## [Problem to work on]
Without the pictures, set down every line of the data exactly.

## [Material for this exercise]
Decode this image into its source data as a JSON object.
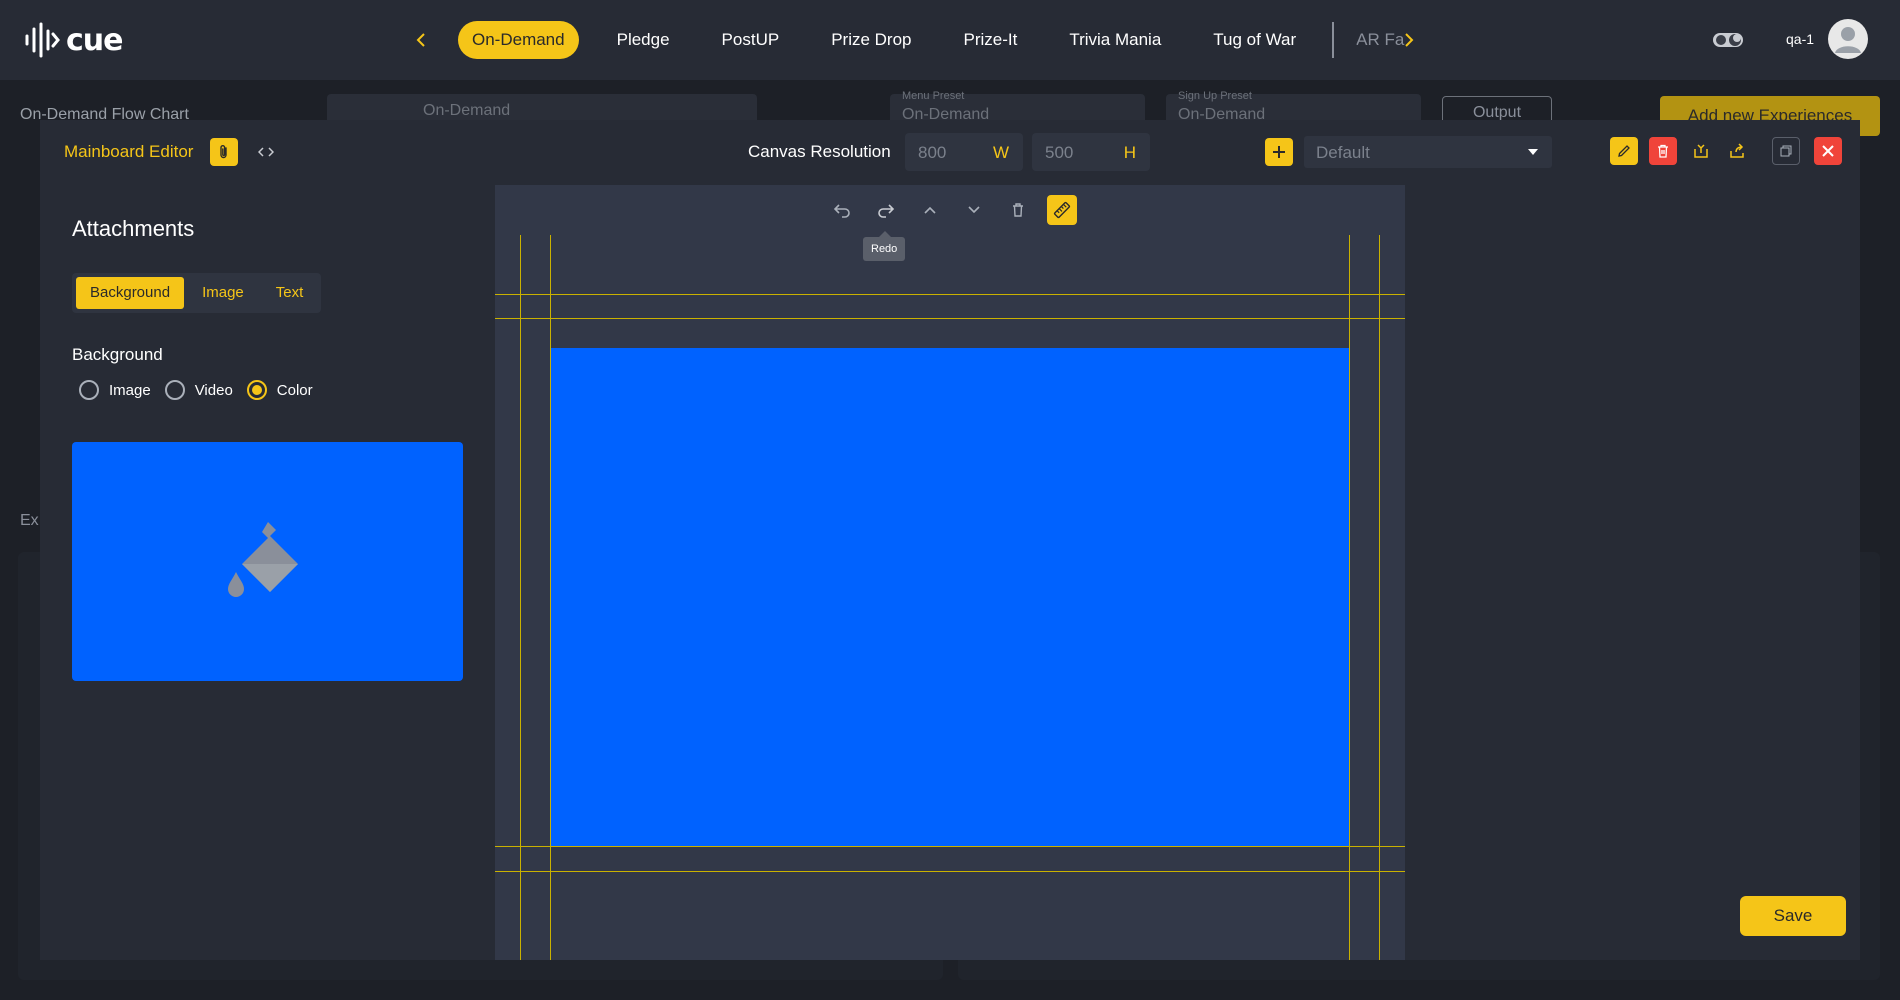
{
  "app": {
    "logo_text": "cue",
    "user_name": "qa-1"
  },
  "nav": {
    "tabs": [
      {
        "label": "On-Demand",
        "active": true
      },
      {
        "label": "Pledge"
      },
      {
        "label": "PostUP"
      },
      {
        "label": "Prize Drop"
      },
      {
        "label": "Prize-It"
      },
      {
        "label": "Trivia Mania"
      },
      {
        "label": "Tug of War"
      }
    ],
    "overflow_tab": "AR Fa"
  },
  "background_page": {
    "title": "On-Demand Flow Chart",
    "flow_select_value": "On-Demand",
    "menu_preset": {
      "label": "Menu Preset",
      "value": "On-Demand"
    },
    "signup_preset": {
      "label": "Sign Up Preset",
      "value": "On-Demand"
    },
    "output_label": "Output",
    "add_button_label": "Add new Experiences",
    "section_label": "Ex"
  },
  "modal": {
    "title": "Mainboard Editor",
    "canvas_resolution_label": "Canvas Resolution",
    "width_value": "800",
    "width_unit": "W",
    "height_value": "500",
    "height_unit": "H",
    "preset_value": "Default",
    "attachments_title": "Attachments",
    "attachment_tabs": [
      {
        "label": "Background",
        "active": true
      },
      {
        "label": "Image"
      },
      {
        "label": "Text"
      }
    ],
    "background_label": "Background",
    "background_options": [
      {
        "label": "Image",
        "checked": false
      },
      {
        "label": "Video",
        "checked": false
      },
      {
        "label": "Color",
        "checked": true
      }
    ],
    "background_color": "#0062ff",
    "tooltip": "Redo",
    "save_label": "Save"
  },
  "colors": {
    "accent": "#f5c518",
    "danger": "#f0443a",
    "canvas_fill": "#0062ff",
    "guide_line": "#c9b100"
  }
}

## [Final result]
Decode this image into its source data as a JSON object.
{
  "app": {
    "logo_text": "cue",
    "user_name": "qa-1"
  },
  "nav": {
    "tabs": [
      {
        "label": "On-Demand",
        "active": true
      },
      {
        "label": "Pledge"
      },
      {
        "label": "PostUP"
      },
      {
        "label": "Prize Drop"
      },
      {
        "label": "Prize-It"
      },
      {
        "label": "Trivia Mania"
      },
      {
        "label": "Tug of War"
      }
    ],
    "overflow_tab": "AR Fa"
  },
  "background_page": {
    "title": "On-Demand Flow Chart",
    "flow_select_value": "On-Demand",
    "menu_preset": {
      "label": "Menu Preset",
      "value": "On-Demand"
    },
    "signup_preset": {
      "label": "Sign Up Preset",
      "value": "On-Demand"
    },
    "output_label": "Output",
    "add_button_label": "Add new Experiences",
    "section_label": "Ex"
  },
  "modal": {
    "title": "Mainboard Editor",
    "canvas_resolution_label": "Canvas Resolution",
    "width_value": "800",
    "width_unit": "W",
    "height_value": "500",
    "height_unit": "H",
    "preset_value": "Default",
    "attachments_title": "Attachments",
    "attachment_tabs": [
      {
        "label": "Background",
        "active": true
      },
      {
        "label": "Image"
      },
      {
        "label": "Text"
      }
    ],
    "background_label": "Background",
    "background_options": [
      {
        "label": "Image",
        "checked": false
      },
      {
        "label": "Video",
        "checked": false
      },
      {
        "label": "Color",
        "checked": true
      }
    ],
    "background_color": "#0062ff",
    "tooltip": "Redo",
    "save_label": "Save"
  },
  "colors": {
    "accent": "#f5c518",
    "danger": "#f0443a",
    "canvas_fill": "#0062ff",
    "guide_line": "#c9b100"
  }
}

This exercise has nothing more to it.